## Problem statement
If a line in the entries contains the string "Output", include that line in your answer.

## Task input

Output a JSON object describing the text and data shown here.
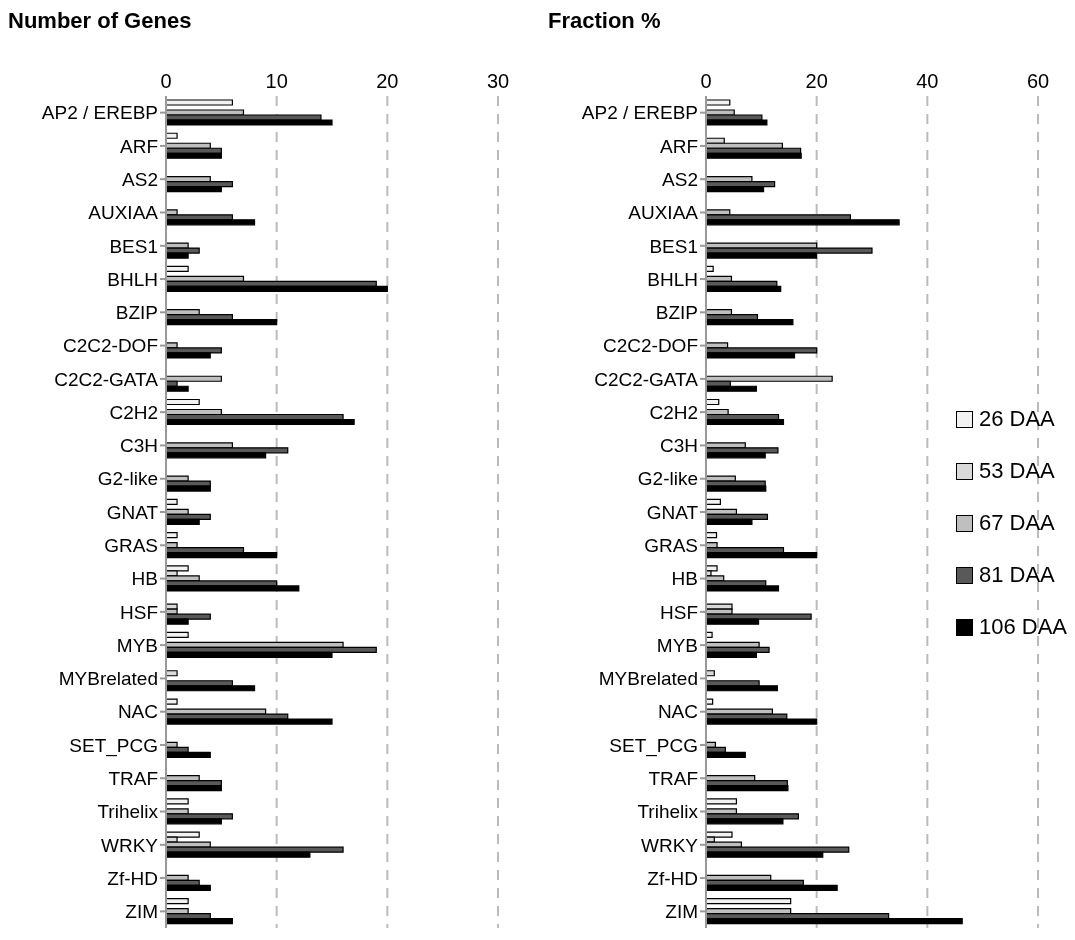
{
  "chart_data": [
    {
      "type": "bar",
      "orientation": "horizontal",
      "title": "Number of Genes",
      "categories": [
        "AP2 / EREBP",
        "ARF",
        "AS2",
        "AUXIAA",
        "BES1",
        "BHLH",
        "BZIP",
        "C2C2-DOF",
        "C2C2-GATA",
        "C2H2",
        "C3H",
        "G2-like",
        "GNAT",
        "GRAS",
        "HB",
        "HSF",
        "MYB",
        "MYBrelated",
        "NAC",
        "SET_PCG",
        "TRAF",
        "Trihelix",
        "WRKY",
        "Zf-HD",
        "ZIM"
      ],
      "series": [
        {
          "color": "#f2f2f2",
          "values": [
            6,
            1,
            0,
            0,
            0,
            2,
            0,
            0,
            0,
            3,
            0,
            0,
            1,
            1,
            2,
            0,
            2,
            0,
            1,
            0,
            0,
            2,
            3,
            0,
            2
          ]
        },
        {
          "color": "#d9d9d9",
          "values": [
            0,
            0,
            0,
            0,
            0,
            0,
            0,
            0,
            0,
            0,
            0,
            0,
            0,
            0,
            1,
            1,
            0,
            1,
            0,
            0,
            0,
            0,
            1,
            0,
            0
          ]
        },
        {
          "color": "#bfbfbf",
          "values": [
            7,
            4,
            4,
            1,
            2,
            7,
            3,
            1,
            5,
            5,
            6,
            2,
            2,
            1,
            3,
            1,
            16,
            0,
            9,
            1,
            3,
            2,
            4,
            2,
            2
          ]
        },
        {
          "color": "#595959",
          "values": [
            14,
            5,
            6,
            6,
            3,
            19,
            6,
            5,
            1,
            16,
            11,
            4,
            4,
            7,
            10,
            4,
            19,
            6,
            11,
            2,
            5,
            6,
            16,
            3,
            4
          ]
        },
        {
          "color": "#000000",
          "values": [
            15,
            5,
            5,
            8,
            2,
            20,
            10,
            4,
            2,
            17,
            9,
            4,
            3,
            10,
            12,
            2,
            15,
            8,
            15,
            4,
            5,
            5,
            13,
            4,
            6
          ]
        }
      ],
      "xlim": [
        0,
        30
      ],
      "xticks": [
        0,
        10,
        20,
        30
      ],
      "grid": "x",
      "legend": false
    },
    {
      "type": "bar",
      "orientation": "horizontal",
      "title": "Fraction %",
      "categories": [
        "AP2 / EREBP",
        "ARF",
        "AS2",
        "AUXIAA",
        "BES1",
        "BHLH",
        "BZIP",
        "C2C2-DOF",
        "C2C2-GATA",
        "C2H2",
        "C3H",
        "G2-like",
        "GNAT",
        "GRAS",
        "HB",
        "HSF",
        "MYB",
        "MYBrelated",
        "NAC",
        "SET_PCG",
        "TRAF",
        "Trihelix",
        "WRKY",
        "Zf-HD",
        "ZIM"
      ],
      "series": [
        {
          "name": "26 DAA",
          "color": "#f2f2f2",
          "values": [
            4.3,
            0,
            0,
            0,
            0,
            1.3,
            0,
            0,
            0,
            2.3,
            0,
            0,
            2.6,
            1.9,
            2.0,
            0,
            1.1,
            0,
            1.2,
            0,
            0,
            5.5,
            4.7,
            0,
            15.3
          ]
        },
        {
          "name": "53 DAA",
          "color": "#d9d9d9",
          "values": [
            0,
            3.3,
            0,
            0,
            0,
            0,
            0,
            0,
            0,
            0,
            0,
            0,
            0,
            0,
            0.9,
            4.7,
            0,
            1.5,
            0,
            0,
            0,
            0,
            1.5,
            0,
            0
          ]
        },
        {
          "name": "67 DAA",
          "color": "#bfbfbf",
          "values": [
            5.1,
            13.8,
            8.3,
            4.3,
            20,
            4.6,
            4.6,
            3.9,
            22.8,
            4.0,
            7.1,
            5.3,
            5.5,
            2.0,
            3.2,
            4.7,
            9.6,
            0,
            12.0,
            1.7,
            8.8,
            5.5,
            6.4,
            11.7,
            15.3
          ]
        },
        {
          "name": "81 DAA",
          "color": "#595959",
          "values": [
            10.1,
            17.1,
            12.4,
            26.1,
            30,
            12.8,
            9.3,
            20,
            4.4,
            13.1,
            13.0,
            10.7,
            11.1,
            14.0,
            10.8,
            19.0,
            11.4,
            9.6,
            14.6,
            3.5,
            14.7,
            16.7,
            25.8,
            17.6,
            33
          ]
        },
        {
          "name": "106 DAA",
          "color": "#000000",
          "values": [
            11.0,
            17.2,
            10.4,
            34.9,
            20,
            13.5,
            15.7,
            16,
            9.1,
            14.0,
            10.7,
            10.8,
            8.3,
            20,
            13.1,
            9.5,
            9.1,
            12.9,
            20,
            7.1,
            14.8,
            13.9,
            21.1,
            23.7,
            46.3
          ]
        }
      ],
      "xlim": [
        0,
        60
      ],
      "xticks": [
        0,
        20,
        40,
        60
      ],
      "grid": "x",
      "legend": "right"
    }
  ]
}
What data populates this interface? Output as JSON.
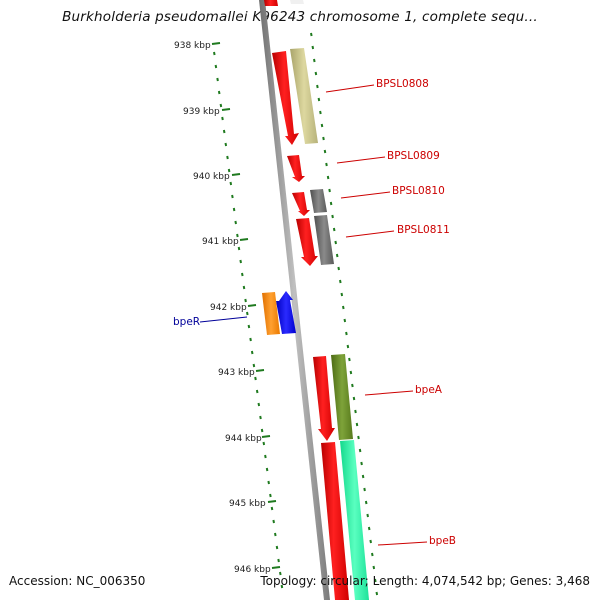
{
  "title": "Burkholderia pseudomallei K96243 chromosome 1, complete sequ...",
  "scale": {
    "ticks": [
      "938 kbp",
      "939 kbp",
      "940 kbp",
      "941 kbp",
      "942 kbp",
      "943 kbp",
      "944 kbp",
      "945 kbp",
      "946 kbp"
    ]
  },
  "genes": [
    {
      "label": "BPSL0808",
      "color": "#cc0000"
    },
    {
      "label": "BPSL0809",
      "color": "#cc0000"
    },
    {
      "label": "BPSL0810",
      "color": "#cc0000"
    },
    {
      "label": "BPSL0811",
      "color": "#cc0000"
    },
    {
      "label": "bpeR",
      "color": "#000099"
    },
    {
      "label": "bpeA",
      "color": "#cc0000"
    },
    {
      "label": "bpeB",
      "color": "#cc0000"
    }
  ],
  "colors": {
    "cds_red": "#ff1a1a",
    "backbone": "#8c8c8c",
    "tick_green": "#1f7a1f",
    "cog_tan": "#c9c48a",
    "cog_gray": "#6e6e6e",
    "cog_orange": "#ff8c00",
    "cog_blue": "#0000ff",
    "cog_olive": "#6b8e23",
    "cog_aqua": "#2effa8"
  },
  "footer": {
    "accession": "Accession: NC_006350",
    "topology": "Topology: circular; Length: 4,074,542 bp; Genes: 3,468"
  }
}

## Task response
Output a JSON object describing the text and data shown here.
What data populates this interface? Output as JSON.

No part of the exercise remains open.